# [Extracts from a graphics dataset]
* * * * * * *

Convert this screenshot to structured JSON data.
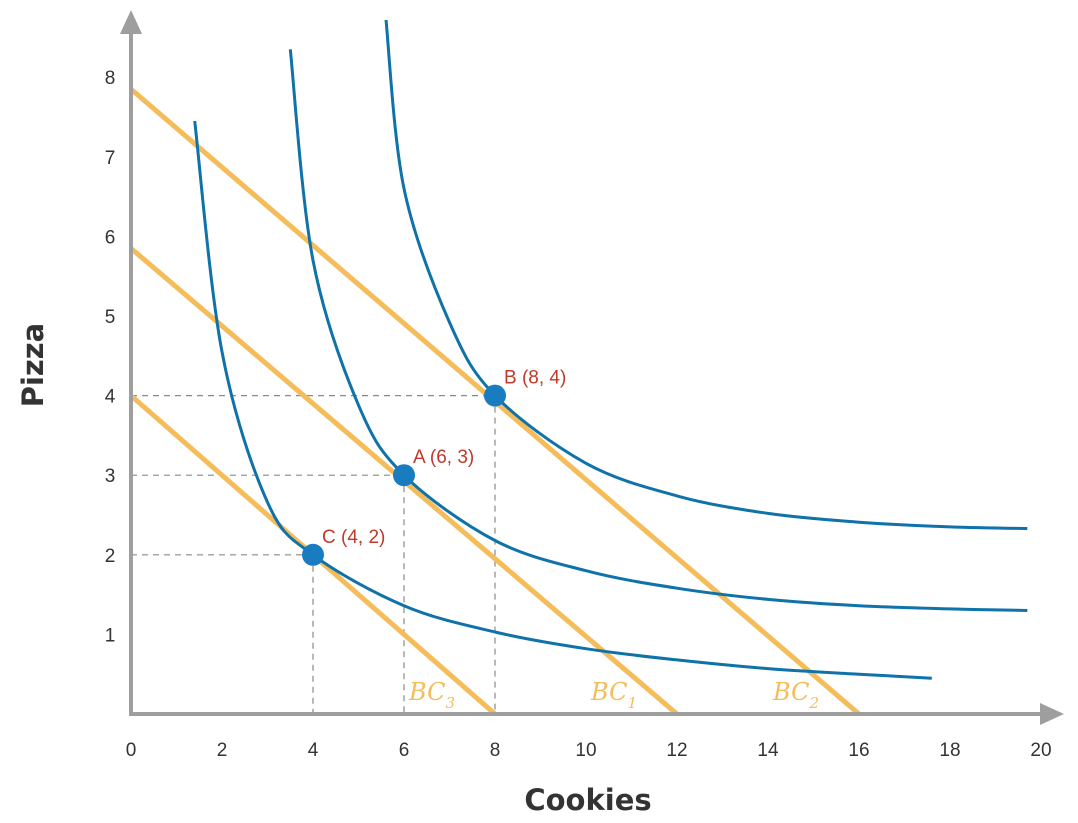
{
  "chart_data": {
    "type": "line",
    "title": "",
    "xlabel": "Cookies",
    "ylabel": "Pizza",
    "xlim": [
      0,
      20
    ],
    "ylim": [
      0,
      8.5
    ],
    "x_ticks": [
      "0",
      "2",
      "4",
      "6",
      "8",
      "10",
      "12",
      "14",
      "16",
      "18",
      "20"
    ],
    "y_ticks": [
      "1",
      "2",
      "3",
      "4",
      "5",
      "6",
      "7",
      "8"
    ],
    "grid": false,
    "colors": {
      "indifference": "#0f72a8",
      "budget": "#f5bc5a",
      "point": "#1a7cc0",
      "point_label": "#c0392b",
      "axis": "#9e9e9e",
      "guide": "#8a8a8a"
    },
    "budget_lines": [
      {
        "name": "BC",
        "sub": "3",
        "x": [
          0,
          8
        ],
        "y": [
          4,
          0
        ]
      },
      {
        "name": "BC",
        "sub": "1",
        "x": [
          0,
          12
        ],
        "y": [
          5.85,
          0
        ]
      },
      {
        "name": "BC",
        "sub": "2",
        "x": [
          0,
          16
        ],
        "y": [
          7.85,
          0
        ]
      }
    ],
    "indifference_curves": [
      {
        "x": [
          1.4,
          2,
          3,
          4,
          6,
          8,
          10,
          12,
          14,
          16,
          17.6
        ],
        "y": [
          7.45,
          4.55,
          2.66,
          2.0,
          1.36,
          1.03,
          0.82,
          0.68,
          0.57,
          0.5,
          0.45
        ]
      },
      {
        "x": [
          3.5,
          4,
          5,
          6,
          8,
          10,
          12,
          14,
          16,
          18,
          19.7
        ],
        "y": [
          8.35,
          5.7,
          3.88,
          3.0,
          2.18,
          1.8,
          1.58,
          1.44,
          1.36,
          1.32,
          1.3
        ]
      },
      {
        "x": [
          5.6,
          6,
          7,
          8,
          10,
          12,
          14,
          16,
          18,
          19.7
        ],
        "y": [
          8.75,
          6.6,
          4.92,
          4.0,
          3.15,
          2.74,
          2.52,
          2.41,
          2.35,
          2.33
        ]
      }
    ],
    "points": [
      {
        "label": "C (4, 2)",
        "x": 4,
        "y": 2
      },
      {
        "label": "A (6, 3)",
        "x": 6,
        "y": 3
      },
      {
        "label": "B (8, 4)",
        "x": 8,
        "y": 4
      }
    ]
  }
}
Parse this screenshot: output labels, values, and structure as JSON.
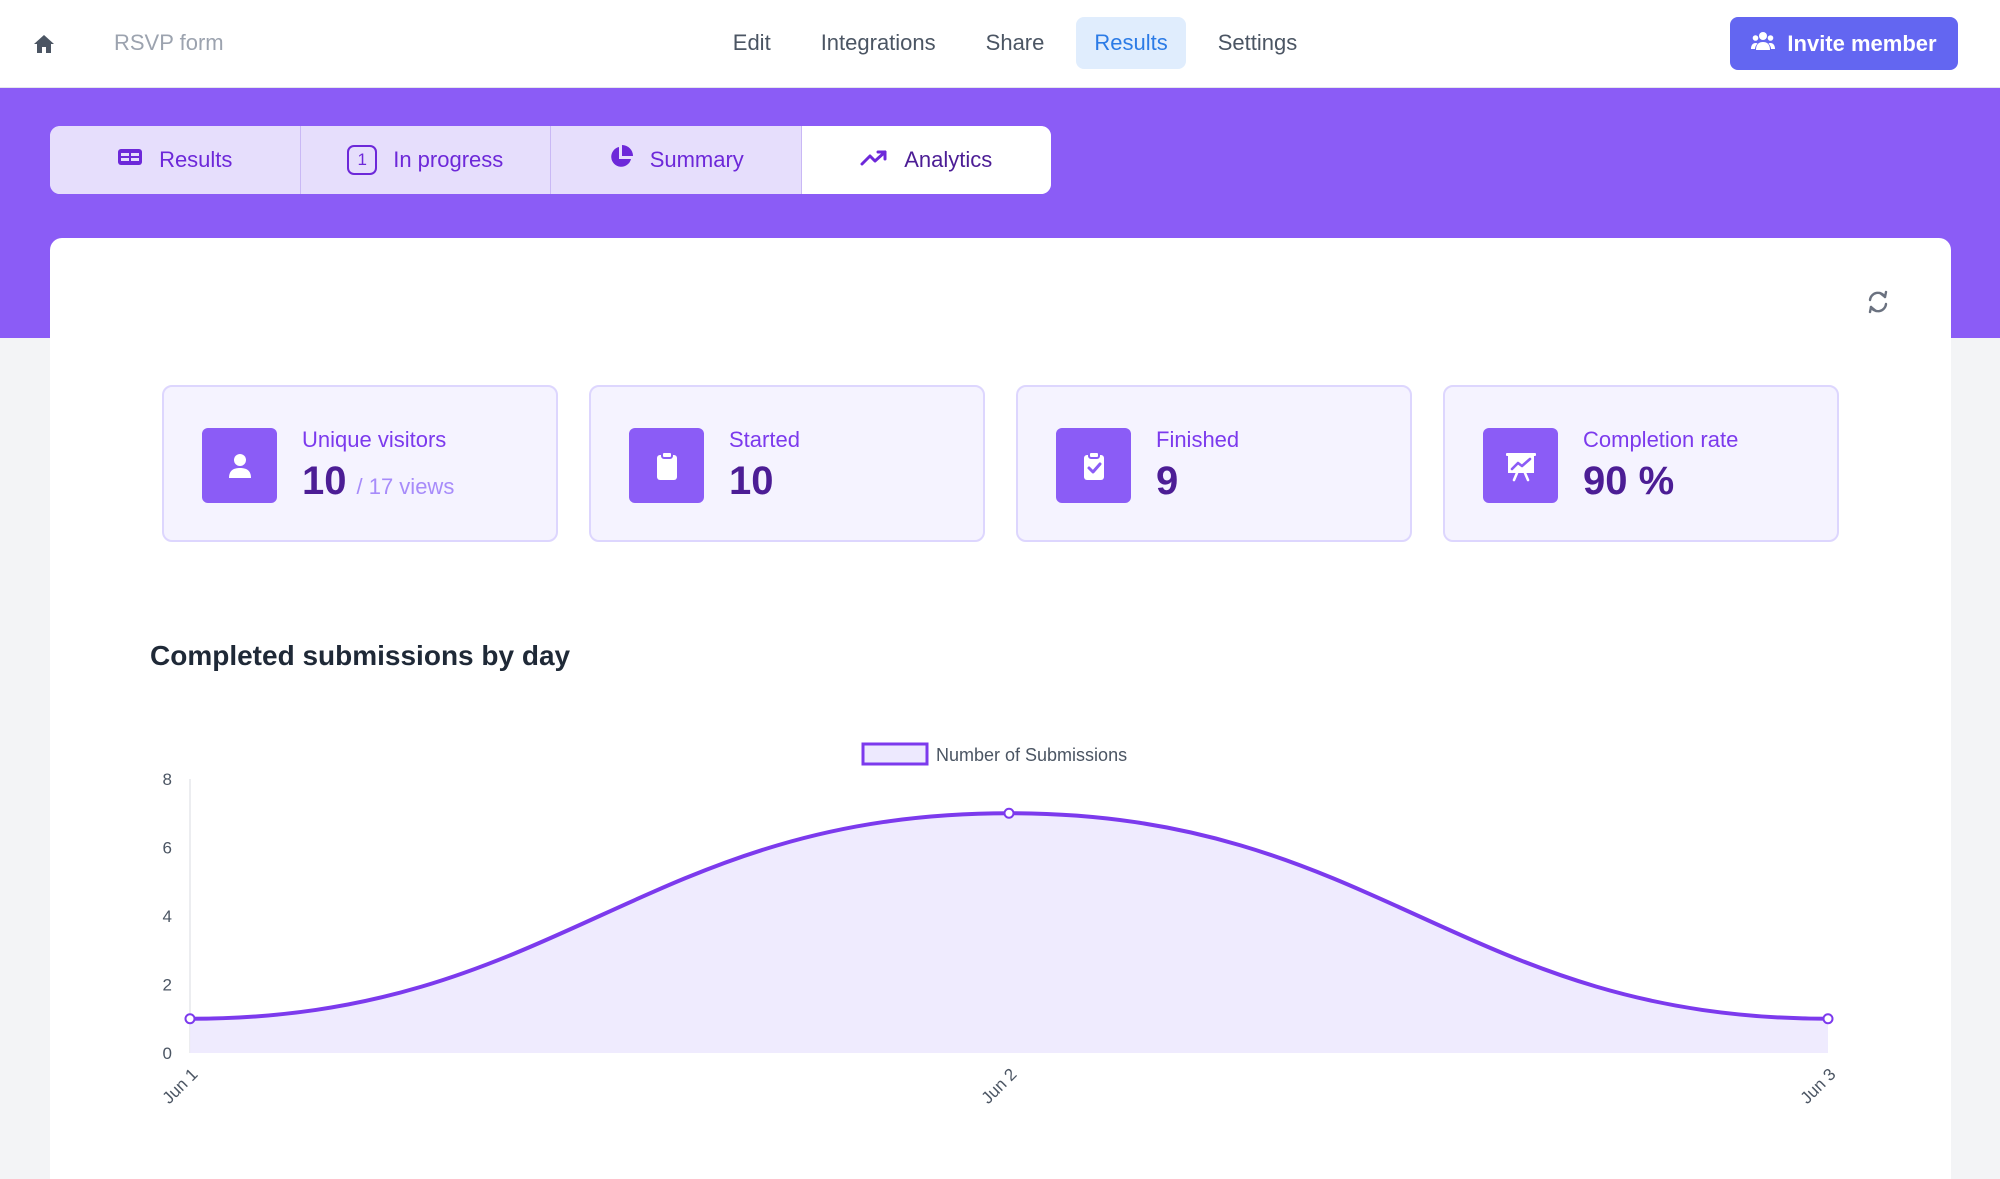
{
  "topbar": {
    "form_name": "RSVP form",
    "nav": [
      "Edit",
      "Integrations",
      "Share",
      "Results",
      "Settings"
    ],
    "active_nav": "Results",
    "invite_label": "Invite member"
  },
  "tabs": [
    {
      "label": "Results",
      "icon": "table-icon"
    },
    {
      "label": "In progress",
      "icon": "number-badge-icon",
      "badge": "1"
    },
    {
      "label": "Summary",
      "icon": "pie-chart-icon"
    },
    {
      "label": "Analytics",
      "icon": "trending-up-icon"
    }
  ],
  "active_tab": "Analytics",
  "stats": [
    {
      "label": "Unique visitors",
      "value": "10",
      "sub": "/ 17 views",
      "icon": "user-icon"
    },
    {
      "label": "Started",
      "value": "10",
      "icon": "clipboard-icon"
    },
    {
      "label": "Finished",
      "value": "9",
      "icon": "clipboard-check-icon"
    },
    {
      "label": "Completion rate",
      "value": "90 %",
      "icon": "presentation-chart-icon"
    }
  ],
  "chart_title": "Completed submissions by day",
  "colors": {
    "accent": "#8b5cf6",
    "line": "#7c3aed",
    "fill": "#ede9fe",
    "invite": "#6366f1"
  },
  "chart_data": {
    "type": "area",
    "categories": [
      "Jun 1",
      "Jun 2",
      "Jun 3"
    ],
    "series": [
      {
        "name": "Number of Submissions",
        "values": [
          1,
          7,
          1
        ]
      }
    ],
    "yticks": [
      "0",
      "2",
      "4",
      "6",
      "8"
    ],
    "ylim": [
      0,
      8
    ],
    "grid": false,
    "legend": "top-center"
  }
}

* * * * * * *

# [OBJECTIVE]
Transcribe every entry above exactly. Omit all pictures.

# [FINAL RESULT]
Convert this screenshot to structured JSON data.
{
  "chart_data": {
    "type": "line",
    "title": "",
    "xlabel": "Cookies",
    "ylabel": "Pizza",
    "xlim": [
      0,
      20
    ],
    "ylim": [
      0,
      8.5
    ],
    "x_ticks": [
      "0",
      "2",
      "4",
      "6",
      "8",
      "10",
      "12",
      "14",
      "16",
      "18",
      "20"
    ],
    "y_ticks": [
      "1",
      "2",
      "3",
      "4",
      "5",
      "6",
      "7",
      "8"
    ],
    "grid": false,
    "colors": {
      "indifference": "#0f72a8",
      "budget": "#f5bc5a",
      "point": "#1a7cc0",
      "point_label": "#c0392b",
      "axis": "#9e9e9e",
      "guide": "#8a8a8a"
    },
    "budget_lines": [
      {
        "name": "BC",
        "sub": "3",
        "x": [
          0,
          8
        ],
        "y": [
          4,
          0
        ]
      },
      {
        "name": "BC",
        "sub": "1",
        "x": [
          0,
          12
        ],
        "y": [
          5.85,
          0
        ]
      },
      {
        "name": "BC",
        "sub": "2",
        "x": [
          0,
          16
        ],
        "y": [
          7.85,
          0
        ]
      }
    ],
    "indifference_curves": [
      {
        "x": [
          1.4,
          2,
          3,
          4,
          6,
          8,
          10,
          12,
          14,
          16,
          17.6
        ],
        "y": [
          7.45,
          4.55,
          2.66,
          2.0,
          1.36,
          1.03,
          0.82,
          0.68,
          0.57,
          0.5,
          0.45
        ]
      },
      {
        "x": [
          3.5,
          4,
          5,
          6,
          8,
          10,
          12,
          14,
          16,
          18,
          19.7
        ],
        "y": [
          8.35,
          5.7,
          3.88,
          3.0,
          2.18,
          1.8,
          1.58,
          1.44,
          1.36,
          1.32,
          1.3
        ]
      },
      {
        "x": [
          5.6,
          6,
          7,
          8,
          10,
          12,
          14,
          16,
          18,
          19.7
        ],
        "y": [
          8.75,
          6.6,
          4.92,
          4.0,
          3.15,
          2.74,
          2.52,
          2.41,
          2.35,
          2.33
        ]
      }
    ],
    "points": [
      {
        "label": "C (4, 2)",
        "x": 4,
        "y": 2
      },
      {
        "label": "A (6, 3)",
        "x": 6,
        "y": 3
      },
      {
        "label": "B (8, 4)",
        "x": 8,
        "y": 4
      }
    ]
  }
}
Parse this screenshot: output labels, values, and structure as JSON.
{
  "topbar": {
    "form_name": "RSVP form",
    "nav": [
      "Edit",
      "Integrations",
      "Share",
      "Results",
      "Settings"
    ],
    "active_nav": "Results",
    "invite_label": "Invite member"
  },
  "tabs": [
    {
      "label": "Results",
      "icon": "table-icon"
    },
    {
      "label": "In progress",
      "icon": "number-badge-icon",
      "badge": "1"
    },
    {
      "label": "Summary",
      "icon": "pie-chart-icon"
    },
    {
      "label": "Analytics",
      "icon": "trending-up-icon"
    }
  ],
  "active_tab": "Analytics",
  "stats": [
    {
      "label": "Unique visitors",
      "value": "10",
      "sub": "/ 17 views",
      "icon": "user-icon"
    },
    {
      "label": "Started",
      "value": "10",
      "icon": "clipboard-icon"
    },
    {
      "label": "Finished",
      "value": "9",
      "icon": "clipboard-check-icon"
    },
    {
      "label": "Completion rate",
      "value": "90 %",
      "icon": "presentation-chart-icon"
    }
  ],
  "chart_title": "Completed submissions by day",
  "colors": {
    "accent": "#8b5cf6",
    "line": "#7c3aed",
    "fill": "#ede9fe",
    "invite": "#6366f1"
  },
  "chart_data": {
    "type": "area",
    "categories": [
      "Jun 1",
      "Jun 2",
      "Jun 3"
    ],
    "series": [
      {
        "name": "Number of Submissions",
        "values": [
          1,
          7,
          1
        ]
      }
    ],
    "yticks": [
      "0",
      "2",
      "4",
      "6",
      "8"
    ],
    "ylim": [
      0,
      8
    ],
    "grid": false,
    "legend": "top-center"
  }
}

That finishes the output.